Data entries for graphics
----

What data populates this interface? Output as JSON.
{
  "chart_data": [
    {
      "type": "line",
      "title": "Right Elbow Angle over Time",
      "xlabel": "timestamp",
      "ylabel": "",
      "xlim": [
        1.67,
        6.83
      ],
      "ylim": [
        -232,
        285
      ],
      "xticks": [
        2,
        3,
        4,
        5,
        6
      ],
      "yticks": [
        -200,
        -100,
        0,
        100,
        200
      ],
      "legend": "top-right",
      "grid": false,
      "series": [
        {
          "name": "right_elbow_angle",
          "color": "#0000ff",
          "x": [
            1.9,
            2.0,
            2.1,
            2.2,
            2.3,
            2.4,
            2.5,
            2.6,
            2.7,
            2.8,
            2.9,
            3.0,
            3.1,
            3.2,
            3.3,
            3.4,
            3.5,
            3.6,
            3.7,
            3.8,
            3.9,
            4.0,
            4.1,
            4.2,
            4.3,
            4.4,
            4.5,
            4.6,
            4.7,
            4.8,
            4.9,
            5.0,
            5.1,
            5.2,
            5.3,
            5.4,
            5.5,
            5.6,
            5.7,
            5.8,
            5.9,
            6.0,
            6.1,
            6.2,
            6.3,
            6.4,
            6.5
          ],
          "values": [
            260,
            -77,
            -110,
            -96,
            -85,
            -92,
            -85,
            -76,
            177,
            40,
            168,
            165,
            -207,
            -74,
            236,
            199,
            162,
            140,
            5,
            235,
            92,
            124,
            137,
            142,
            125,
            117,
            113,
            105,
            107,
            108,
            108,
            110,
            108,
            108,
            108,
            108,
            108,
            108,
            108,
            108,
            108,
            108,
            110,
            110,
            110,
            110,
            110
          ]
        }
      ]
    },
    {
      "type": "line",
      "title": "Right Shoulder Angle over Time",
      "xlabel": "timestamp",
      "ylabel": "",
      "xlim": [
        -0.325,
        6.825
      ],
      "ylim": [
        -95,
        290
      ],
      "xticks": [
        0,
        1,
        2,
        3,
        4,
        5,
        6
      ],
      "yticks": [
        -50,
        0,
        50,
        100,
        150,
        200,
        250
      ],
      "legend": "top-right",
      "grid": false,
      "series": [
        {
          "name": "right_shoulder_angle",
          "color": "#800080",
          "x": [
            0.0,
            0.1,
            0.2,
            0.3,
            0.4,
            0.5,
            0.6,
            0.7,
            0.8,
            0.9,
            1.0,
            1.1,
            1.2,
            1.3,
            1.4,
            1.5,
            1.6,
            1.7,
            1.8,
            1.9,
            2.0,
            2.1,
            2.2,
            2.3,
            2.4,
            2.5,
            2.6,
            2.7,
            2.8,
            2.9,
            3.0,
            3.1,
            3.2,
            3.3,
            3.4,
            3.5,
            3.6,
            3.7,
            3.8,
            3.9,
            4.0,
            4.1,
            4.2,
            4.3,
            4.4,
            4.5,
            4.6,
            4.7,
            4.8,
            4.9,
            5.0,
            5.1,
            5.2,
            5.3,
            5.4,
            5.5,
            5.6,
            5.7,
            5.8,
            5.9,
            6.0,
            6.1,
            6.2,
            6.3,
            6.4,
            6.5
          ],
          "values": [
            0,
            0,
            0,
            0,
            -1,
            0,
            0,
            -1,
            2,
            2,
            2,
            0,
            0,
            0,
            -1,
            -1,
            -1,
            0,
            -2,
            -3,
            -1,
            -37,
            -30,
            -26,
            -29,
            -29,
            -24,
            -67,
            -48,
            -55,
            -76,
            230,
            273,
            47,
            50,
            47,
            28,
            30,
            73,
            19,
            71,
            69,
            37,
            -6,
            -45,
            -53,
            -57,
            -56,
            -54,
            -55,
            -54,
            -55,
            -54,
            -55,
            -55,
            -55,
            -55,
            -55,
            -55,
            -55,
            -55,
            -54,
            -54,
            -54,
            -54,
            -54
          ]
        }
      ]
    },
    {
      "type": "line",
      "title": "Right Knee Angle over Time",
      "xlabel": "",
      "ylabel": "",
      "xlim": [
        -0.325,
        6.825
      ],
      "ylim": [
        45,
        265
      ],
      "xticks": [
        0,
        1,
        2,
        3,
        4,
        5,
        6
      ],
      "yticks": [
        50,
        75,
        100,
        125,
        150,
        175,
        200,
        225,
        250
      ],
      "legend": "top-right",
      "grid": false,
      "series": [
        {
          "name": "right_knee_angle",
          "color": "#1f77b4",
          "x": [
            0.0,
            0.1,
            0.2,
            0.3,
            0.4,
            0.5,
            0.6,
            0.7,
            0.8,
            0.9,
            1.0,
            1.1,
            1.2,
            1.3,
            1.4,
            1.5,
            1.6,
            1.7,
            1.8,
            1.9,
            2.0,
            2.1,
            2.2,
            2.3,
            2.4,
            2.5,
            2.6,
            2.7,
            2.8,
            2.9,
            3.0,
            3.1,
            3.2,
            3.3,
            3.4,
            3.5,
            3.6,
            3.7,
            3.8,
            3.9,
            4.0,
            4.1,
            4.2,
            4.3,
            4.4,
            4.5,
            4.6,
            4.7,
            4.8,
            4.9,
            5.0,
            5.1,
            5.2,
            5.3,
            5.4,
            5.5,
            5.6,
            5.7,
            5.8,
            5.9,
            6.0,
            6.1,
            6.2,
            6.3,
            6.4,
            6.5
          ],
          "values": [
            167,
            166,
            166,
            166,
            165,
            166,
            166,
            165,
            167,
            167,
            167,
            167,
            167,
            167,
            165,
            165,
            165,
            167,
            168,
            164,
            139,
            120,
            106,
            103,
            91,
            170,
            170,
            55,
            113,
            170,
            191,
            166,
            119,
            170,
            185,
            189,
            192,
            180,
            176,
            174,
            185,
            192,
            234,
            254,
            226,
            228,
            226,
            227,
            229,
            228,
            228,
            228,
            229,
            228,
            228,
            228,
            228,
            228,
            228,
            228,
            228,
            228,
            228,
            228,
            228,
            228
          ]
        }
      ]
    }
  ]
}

----

Work required
Write every record out again, unaltered.

Exercise solution
What data populates this interface? Output as JSON.
{
  "chart_data": [
    {
      "type": "line",
      "title": "Right Elbow Angle over Time",
      "xlabel": "timestamp",
      "ylabel": "",
      "xlim": [
        1.67,
        6.83
      ],
      "ylim": [
        -232,
        285
      ],
      "xticks": [
        2,
        3,
        4,
        5,
        6
      ],
      "yticks": [
        -200,
        -100,
        0,
        100,
        200
      ],
      "legend": "top-right",
      "grid": false,
      "series": [
        {
          "name": "right_elbow_angle",
          "color": "#0000ff",
          "x": [
            1.9,
            2.0,
            2.1,
            2.2,
            2.3,
            2.4,
            2.5,
            2.6,
            2.7,
            2.8,
            2.9,
            3.0,
            3.1,
            3.2,
            3.3,
            3.4,
            3.5,
            3.6,
            3.7,
            3.8,
            3.9,
            4.0,
            4.1,
            4.2,
            4.3,
            4.4,
            4.5,
            4.6,
            4.7,
            4.8,
            4.9,
            5.0,
            5.1,
            5.2,
            5.3,
            5.4,
            5.5,
            5.6,
            5.7,
            5.8,
            5.9,
            6.0,
            6.1,
            6.2,
            6.3,
            6.4,
            6.5
          ],
          "values": [
            260,
            -77,
            -110,
            -96,
            -85,
            -92,
            -85,
            -76,
            177,
            40,
            168,
            165,
            -207,
            -74,
            236,
            199,
            162,
            140,
            5,
            235,
            92,
            124,
            137,
            142,
            125,
            117,
            113,
            105,
            107,
            108,
            108,
            110,
            108,
            108,
            108,
            108,
            108,
            108,
            108,
            108,
            108,
            108,
            110,
            110,
            110,
            110,
            110
          ]
        }
      ]
    },
    {
      "type": "line",
      "title": "Right Shoulder Angle over Time",
      "xlabel": "timestamp",
      "ylabel": "",
      "xlim": [
        -0.325,
        6.825
      ],
      "ylim": [
        -95,
        290
      ],
      "xticks": [
        0,
        1,
        2,
        3,
        4,
        5,
        6
      ],
      "yticks": [
        -50,
        0,
        50,
        100,
        150,
        200,
        250
      ],
      "legend": "top-right",
      "grid": false,
      "series": [
        {
          "name": "right_shoulder_angle",
          "color": "#800080",
          "x": [
            0.0,
            0.1,
            0.2,
            0.3,
            0.4,
            0.5,
            0.6,
            0.7,
            0.8,
            0.9,
            1.0,
            1.1,
            1.2,
            1.3,
            1.4,
            1.5,
            1.6,
            1.7,
            1.8,
            1.9,
            2.0,
            2.1,
            2.2,
            2.3,
            2.4,
            2.5,
            2.6,
            2.7,
            2.8,
            2.9,
            3.0,
            3.1,
            3.2,
            3.3,
            3.4,
            3.5,
            3.6,
            3.7,
            3.8,
            3.9,
            4.0,
            4.1,
            4.2,
            4.3,
            4.4,
            4.5,
            4.6,
            4.7,
            4.8,
            4.9,
            5.0,
            5.1,
            5.2,
            5.3,
            5.4,
            5.5,
            5.6,
            5.7,
            5.8,
            5.9,
            6.0,
            6.1,
            6.2,
            6.3,
            6.4,
            6.5
          ],
          "values": [
            0,
            0,
            0,
            0,
            -1,
            0,
            0,
            -1,
            2,
            2,
            2,
            0,
            0,
            0,
            -1,
            -1,
            -1,
            0,
            -2,
            -3,
            -1,
            -37,
            -30,
            -26,
            -29,
            -29,
            -24,
            -67,
            -48,
            -55,
            -76,
            230,
            273,
            47,
            50,
            47,
            28,
            30,
            73,
            19,
            71,
            69,
            37,
            -6,
            -45,
            -53,
            -57,
            -56,
            -54,
            -55,
            -54,
            -55,
            -54,
            -55,
            -55,
            -55,
            -55,
            -55,
            -55,
            -55,
            -55,
            -54,
            -54,
            -54,
            -54,
            -54
          ]
        }
      ]
    },
    {
      "type": "line",
      "title": "Right Knee Angle over Time",
      "xlabel": "",
      "ylabel": "",
      "xlim": [
        -0.325,
        6.825
      ],
      "ylim": [
        45,
        265
      ],
      "xticks": [
        0,
        1,
        2,
        3,
        4,
        5,
        6
      ],
      "yticks": [
        50,
        75,
        100,
        125,
        150,
        175,
        200,
        225,
        250
      ],
      "legend": "top-right",
      "grid": false,
      "series": [
        {
          "name": "right_knee_angle",
          "color": "#1f77b4",
          "x": [
            0.0,
            0.1,
            0.2,
            0.3,
            0.4,
            0.5,
            0.6,
            0.7,
            0.8,
            0.9,
            1.0,
            1.1,
            1.2,
            1.3,
            1.4,
            1.5,
            1.6,
            1.7,
            1.8,
            1.9,
            2.0,
            2.1,
            2.2,
            2.3,
            2.4,
            2.5,
            2.6,
            2.7,
            2.8,
            2.9,
            3.0,
            3.1,
            3.2,
            3.3,
            3.4,
            3.5,
            3.6,
            3.7,
            3.8,
            3.9,
            4.0,
            4.1,
            4.2,
            4.3,
            4.4,
            4.5,
            4.6,
            4.7,
            4.8,
            4.9,
            5.0,
            5.1,
            5.2,
            5.3,
            5.4,
            5.5,
            5.6,
            5.7,
            5.8,
            5.9,
            6.0,
            6.1,
            6.2,
            6.3,
            6.4,
            6.5
          ],
          "values": [
            167,
            166,
            166,
            166,
            165,
            166,
            166,
            165,
            167,
            167,
            167,
            167,
            167,
            167,
            165,
            165,
            165,
            167,
            168,
            164,
            139,
            120,
            106,
            103,
            91,
            170,
            170,
            55,
            113,
            170,
            191,
            166,
            119,
            170,
            185,
            189,
            192,
            180,
            176,
            174,
            185,
            192,
            234,
            254,
            226,
            228,
            226,
            227,
            229,
            228,
            228,
            228,
            229,
            228,
            228,
            228,
            228,
            228,
            228,
            228,
            228,
            228,
            228,
            228,
            228,
            228
          ]
        }
      ]
    }
  ]
}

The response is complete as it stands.